Task directions: Make an exact copy of the entries below with the pictures removed.

Records excerpted from a collection:
►

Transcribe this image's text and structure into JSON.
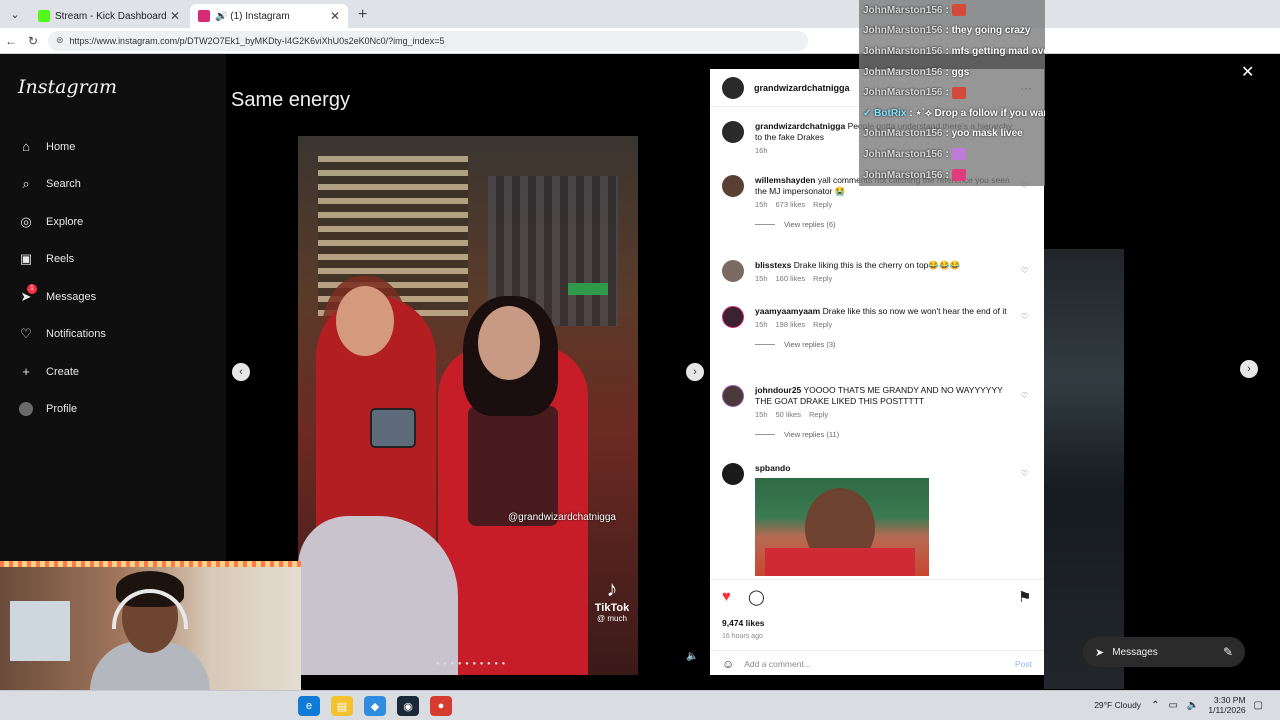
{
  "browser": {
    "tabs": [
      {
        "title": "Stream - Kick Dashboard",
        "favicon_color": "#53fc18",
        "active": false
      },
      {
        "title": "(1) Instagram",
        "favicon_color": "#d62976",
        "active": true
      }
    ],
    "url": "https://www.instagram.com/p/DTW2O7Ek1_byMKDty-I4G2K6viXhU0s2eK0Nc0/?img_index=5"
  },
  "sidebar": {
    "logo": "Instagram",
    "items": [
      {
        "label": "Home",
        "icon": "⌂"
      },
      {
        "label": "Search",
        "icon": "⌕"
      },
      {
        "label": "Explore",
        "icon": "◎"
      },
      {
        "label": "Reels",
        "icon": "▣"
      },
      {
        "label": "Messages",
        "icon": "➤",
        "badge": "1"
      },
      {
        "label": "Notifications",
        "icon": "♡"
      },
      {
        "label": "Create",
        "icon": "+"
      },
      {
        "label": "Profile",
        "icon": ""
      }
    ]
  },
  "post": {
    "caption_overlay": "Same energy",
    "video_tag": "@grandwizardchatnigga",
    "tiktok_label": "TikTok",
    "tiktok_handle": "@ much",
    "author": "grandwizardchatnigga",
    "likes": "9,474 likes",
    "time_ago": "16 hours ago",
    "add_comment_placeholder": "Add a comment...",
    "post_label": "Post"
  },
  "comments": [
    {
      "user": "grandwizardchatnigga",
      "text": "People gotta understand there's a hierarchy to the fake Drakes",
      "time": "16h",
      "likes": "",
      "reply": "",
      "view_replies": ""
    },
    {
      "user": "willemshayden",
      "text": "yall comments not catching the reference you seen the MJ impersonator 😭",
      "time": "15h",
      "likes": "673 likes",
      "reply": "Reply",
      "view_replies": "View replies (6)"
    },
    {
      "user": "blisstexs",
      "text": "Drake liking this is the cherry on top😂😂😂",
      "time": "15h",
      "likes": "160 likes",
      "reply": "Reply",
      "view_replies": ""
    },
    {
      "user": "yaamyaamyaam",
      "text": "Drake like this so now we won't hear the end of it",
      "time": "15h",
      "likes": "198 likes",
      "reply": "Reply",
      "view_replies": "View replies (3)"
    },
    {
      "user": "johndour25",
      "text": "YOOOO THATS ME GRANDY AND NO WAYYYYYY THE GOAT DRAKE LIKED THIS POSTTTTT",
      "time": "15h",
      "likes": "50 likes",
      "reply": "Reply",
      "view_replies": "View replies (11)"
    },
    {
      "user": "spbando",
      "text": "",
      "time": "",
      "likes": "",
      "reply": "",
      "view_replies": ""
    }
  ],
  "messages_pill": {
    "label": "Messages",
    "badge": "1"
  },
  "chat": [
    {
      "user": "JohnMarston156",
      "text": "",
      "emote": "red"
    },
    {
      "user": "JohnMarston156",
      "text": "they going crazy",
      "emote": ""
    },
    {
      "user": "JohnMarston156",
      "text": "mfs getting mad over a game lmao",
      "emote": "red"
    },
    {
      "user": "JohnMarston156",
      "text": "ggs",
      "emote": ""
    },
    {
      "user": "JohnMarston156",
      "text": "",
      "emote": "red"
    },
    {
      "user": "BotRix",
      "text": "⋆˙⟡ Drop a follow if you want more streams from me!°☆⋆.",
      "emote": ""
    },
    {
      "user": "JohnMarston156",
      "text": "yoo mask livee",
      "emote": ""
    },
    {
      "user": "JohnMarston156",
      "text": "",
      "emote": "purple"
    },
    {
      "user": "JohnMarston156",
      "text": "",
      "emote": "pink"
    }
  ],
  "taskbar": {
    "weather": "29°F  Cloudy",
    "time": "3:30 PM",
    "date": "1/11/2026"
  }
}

◄

Final result:
Transcribe this image's text and structure into JSON.
{
  "browser": {
    "tabs": [
      {
        "title": "Stream - Kick Dashboard",
        "favicon_color": "#53fc18",
        "active": false
      },
      {
        "title": "(1) Instagram",
        "favicon_color": "#d62976",
        "active": true
      }
    ],
    "url": "https://www.instagram.com/p/DTW2O7Ek1_byMKDty-I4G2K6viXhU0s2eK0Nc0/?img_index=5"
  },
  "sidebar": {
    "logo": "Instagram",
    "items": [
      {
        "label": "Home",
        "icon": "⌂"
      },
      {
        "label": "Search",
        "icon": "⌕"
      },
      {
        "label": "Explore",
        "icon": "◎"
      },
      {
        "label": "Reels",
        "icon": "▣"
      },
      {
        "label": "Messages",
        "icon": "➤",
        "badge": "1"
      },
      {
        "label": "Notifications",
        "icon": "♡"
      },
      {
        "label": "Create",
        "icon": "+"
      },
      {
        "label": "Profile",
        "icon": ""
      }
    ]
  },
  "post": {
    "caption_overlay": "Same energy",
    "video_tag": "@grandwizardchatnigga",
    "tiktok_label": "TikTok",
    "tiktok_handle": "@ much",
    "author": "grandwizardchatnigga",
    "likes": "9,474 likes",
    "time_ago": "16 hours ago",
    "add_comment_placeholder": "Add a comment...",
    "post_label": "Post"
  },
  "comments": [
    {
      "user": "grandwizardchatnigga",
      "text": "People gotta understand there's a hierarchy to the fake Drakes",
      "time": "16h",
      "likes": "",
      "reply": "",
      "view_replies": ""
    },
    {
      "user": "willemshayden",
      "text": "yall comments not catching the reference you seen the MJ impersonator 😭",
      "time": "15h",
      "likes": "673 likes",
      "reply": "Reply",
      "view_replies": "View replies (6)"
    },
    {
      "user": "blisstexs",
      "text": "Drake liking this is the cherry on top😂😂😂",
      "time": "15h",
      "likes": "160 likes",
      "reply": "Reply",
      "view_replies": ""
    },
    {
      "user": "yaamyaamyaam",
      "text": "Drake like this so now we won't hear the end of it",
      "time": "15h",
      "likes": "198 likes",
      "reply": "Reply",
      "view_replies": "View replies (3)"
    },
    {
      "user": "johndour25",
      "text": "YOOOO THATS ME GRANDY AND NO WAYYYYYY THE GOAT DRAKE LIKED THIS POSTTTTT",
      "time": "15h",
      "likes": "50 likes",
      "reply": "Reply",
      "view_replies": "View replies (11)"
    },
    {
      "user": "spbando",
      "text": "",
      "time": "",
      "likes": "",
      "reply": "",
      "view_replies": ""
    }
  ],
  "messages_pill": {
    "label": "Messages",
    "badge": "1"
  },
  "chat": [
    {
      "user": "JohnMarston156",
      "text": "",
      "emote": "red"
    },
    {
      "user": "JohnMarston156",
      "text": "they going crazy",
      "emote": ""
    },
    {
      "user": "JohnMarston156",
      "text": "mfs getting mad over a game lmao",
      "emote": "red"
    },
    {
      "user": "JohnMarston156",
      "text": "ggs",
      "emote": ""
    },
    {
      "user": "JohnMarston156",
      "text": "",
      "emote": "red"
    },
    {
      "user": "BotRix",
      "text": "⋆˙⟡ Drop a follow if you want more streams from me!°☆⋆.",
      "emote": ""
    },
    {
      "user": "JohnMarston156",
      "text": "yoo mask livee",
      "emote": ""
    },
    {
      "user": "JohnMarston156",
      "text": "",
      "emote": "purple"
    },
    {
      "user": "JohnMarston156",
      "text": "",
      "emote": "pink"
    }
  ],
  "taskbar": {
    "weather": "29°F  Cloudy",
    "time": "3:30 PM",
    "date": "1/11/2026"
  }
}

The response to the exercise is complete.